## Record list

======

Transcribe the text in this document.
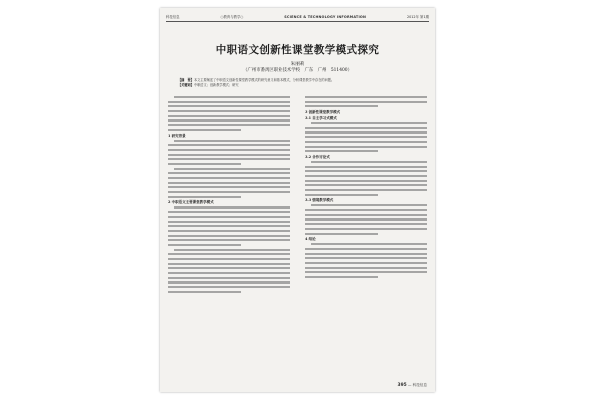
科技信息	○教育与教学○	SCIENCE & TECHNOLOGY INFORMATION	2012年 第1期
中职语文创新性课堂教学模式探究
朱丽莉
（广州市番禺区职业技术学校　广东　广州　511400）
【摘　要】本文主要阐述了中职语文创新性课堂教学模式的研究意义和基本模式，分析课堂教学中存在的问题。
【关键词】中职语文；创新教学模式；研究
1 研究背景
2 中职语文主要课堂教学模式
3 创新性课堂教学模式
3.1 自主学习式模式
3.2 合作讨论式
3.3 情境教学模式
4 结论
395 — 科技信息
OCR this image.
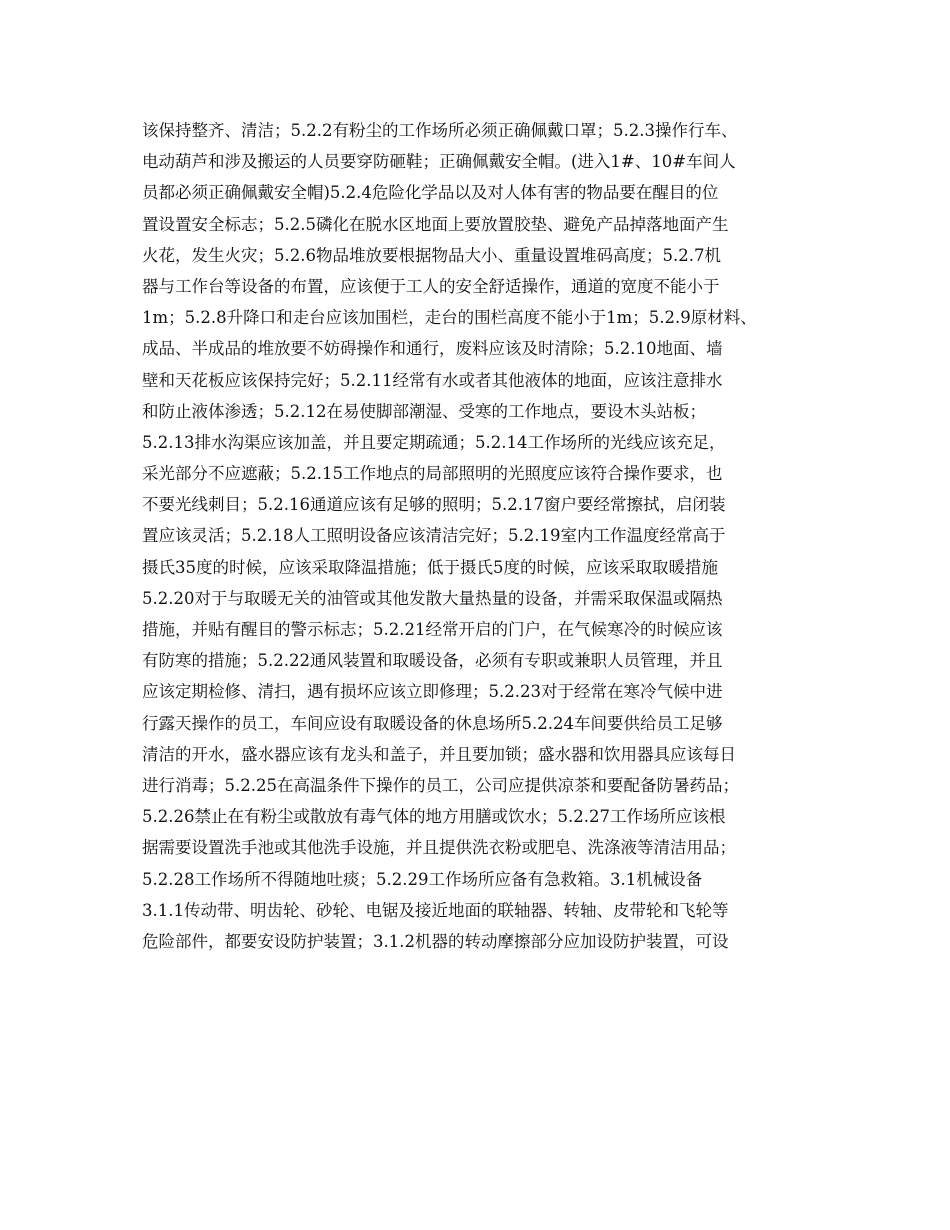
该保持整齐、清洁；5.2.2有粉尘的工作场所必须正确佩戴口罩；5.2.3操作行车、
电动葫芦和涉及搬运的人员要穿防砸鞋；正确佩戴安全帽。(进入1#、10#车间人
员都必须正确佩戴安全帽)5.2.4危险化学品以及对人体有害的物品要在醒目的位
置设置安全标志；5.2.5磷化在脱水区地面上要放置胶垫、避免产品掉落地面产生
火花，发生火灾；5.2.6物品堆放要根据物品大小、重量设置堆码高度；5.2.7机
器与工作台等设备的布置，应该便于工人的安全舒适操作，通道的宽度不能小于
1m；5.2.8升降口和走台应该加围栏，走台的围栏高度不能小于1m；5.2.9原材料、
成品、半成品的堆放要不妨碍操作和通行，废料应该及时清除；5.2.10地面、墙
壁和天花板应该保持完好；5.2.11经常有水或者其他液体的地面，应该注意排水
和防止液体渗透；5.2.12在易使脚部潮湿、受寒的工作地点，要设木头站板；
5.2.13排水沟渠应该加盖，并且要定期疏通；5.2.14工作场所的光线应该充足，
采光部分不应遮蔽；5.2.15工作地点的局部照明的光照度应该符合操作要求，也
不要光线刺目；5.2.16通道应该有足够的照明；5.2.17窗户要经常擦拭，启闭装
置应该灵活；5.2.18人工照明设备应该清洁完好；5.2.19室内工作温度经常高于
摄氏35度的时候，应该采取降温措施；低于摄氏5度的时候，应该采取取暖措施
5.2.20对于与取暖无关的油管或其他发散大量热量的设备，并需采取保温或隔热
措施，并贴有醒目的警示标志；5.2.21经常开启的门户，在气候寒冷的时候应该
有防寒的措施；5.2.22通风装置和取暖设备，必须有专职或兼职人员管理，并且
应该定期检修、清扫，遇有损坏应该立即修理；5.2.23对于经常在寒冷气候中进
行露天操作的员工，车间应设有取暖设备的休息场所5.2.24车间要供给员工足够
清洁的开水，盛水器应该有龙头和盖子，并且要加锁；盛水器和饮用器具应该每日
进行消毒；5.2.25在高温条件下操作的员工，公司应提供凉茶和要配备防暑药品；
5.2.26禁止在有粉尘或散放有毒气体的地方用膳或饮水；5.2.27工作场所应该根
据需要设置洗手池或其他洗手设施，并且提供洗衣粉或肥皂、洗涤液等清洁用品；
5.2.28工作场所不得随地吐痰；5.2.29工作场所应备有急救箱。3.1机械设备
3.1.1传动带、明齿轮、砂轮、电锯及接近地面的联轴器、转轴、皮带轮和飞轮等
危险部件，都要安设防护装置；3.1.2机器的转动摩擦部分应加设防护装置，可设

======

Go through the listing above and write it out again exactly, dropping the pictures.

## Finished answer
Transcribe the text in this document.
科技信息	○教育与教学○	SCIENCE & TECHNOLOGY INFORMATION	2012年 第1期
中职语文创新性课堂教学模式探究
朱丽莉
（广州市番禺区职业技术学校　广东　广州　511400）
【摘　要】本文主要阐述了中职语文创新性课堂教学模式的研究意义和基本模式，分析课堂教学中存在的问题。
【关键词】中职语文；创新教学模式；研究
1 研究背景
2 中职语文主要课堂教学模式
3 创新性课堂教学模式
3.1 自主学习式模式
3.2 合作讨论式
3.3 情境教学模式
4 结论
395 — 科技信息
OCR this image.
该保持整齐、清洁；5.2.2有粉尘的工作场所必须正确佩戴口罩；5.2.3操作行车、
电动葫芦和涉及搬运的人员要穿防砸鞋；正确佩戴安全帽。(进入1#、10#车间人
员都必须正确佩戴安全帽)5.2.4危险化学品以及对人体有害的物品要在醒目的位
置设置安全标志；5.2.5磷化在脱水区地面上要放置胶垫、避免产品掉落地面产生
火花，发生火灾；5.2.6物品堆放要根据物品大小、重量设置堆码高度；5.2.7机
器与工作台等设备的布置，应该便于工人的安全舒适操作，通道的宽度不能小于
1m；5.2.8升降口和走台应该加围栏，走台的围栏高度不能小于1m；5.2.9原材料、
成品、半成品的堆放要不妨碍操作和通行，废料应该及时清除；5.2.10地面、墙
壁和天花板应该保持完好；5.2.11经常有水或者其他液体的地面，应该注意排水
和防止液体渗透；5.2.12在易使脚部潮湿、受寒的工作地点，要设木头站板；
5.2.13排水沟渠应该加盖，并且要定期疏通；5.2.14工作场所的光线应该充足，
采光部分不应遮蔽；5.2.15工作地点的局部照明的光照度应该符合操作要求，也
不要光线刺目；5.2.16通道应该有足够的照明；5.2.17窗户要经常擦拭，启闭装
置应该灵活；5.2.18人工照明设备应该清洁完好；5.2.19室内工作温度经常高于
摄氏35度的时候，应该采取降温措施；低于摄氏5度的时候，应该采取取暖措施
5.2.20对于与取暖无关的油管或其他发散大量热量的设备，并需采取保温或隔热
措施，并贴有醒目的警示标志；5.2.21经常开启的门户，在气候寒冷的时候应该
有防寒的措施；5.2.22通风装置和取暖设备，必须有专职或兼职人员管理，并且
应该定期检修、清扫，遇有损坏应该立即修理；5.2.23对于经常在寒冷气候中进
行露天操作的员工，车间应设有取暖设备的休息场所5.2.24车间要供给员工足够
清洁的开水，盛水器应该有龙头和盖子，并且要加锁；盛水器和饮用器具应该每日
进行消毒；5.2.25在高温条件下操作的员工，公司应提供凉茶和要配备防暑药品；
5.2.26禁止在有粉尘或散放有毒气体的地方用膳或饮水；5.2.27工作场所应该根
据需要设置洗手池或其他洗手设施，并且提供洗衣粉或肥皂、洗涤液等清洁用品；
5.2.28工作场所不得随地吐痰；5.2.29工作场所应备有急救箱。3.1机械设备
3.1.1传动带、明齿轮、砂轮、电锯及接近地面的联轴器、转轴、皮带轮和飞轮等
危险部件，都要安设防护装置；3.1.2机器的转动摩擦部分应加设防护装置，可设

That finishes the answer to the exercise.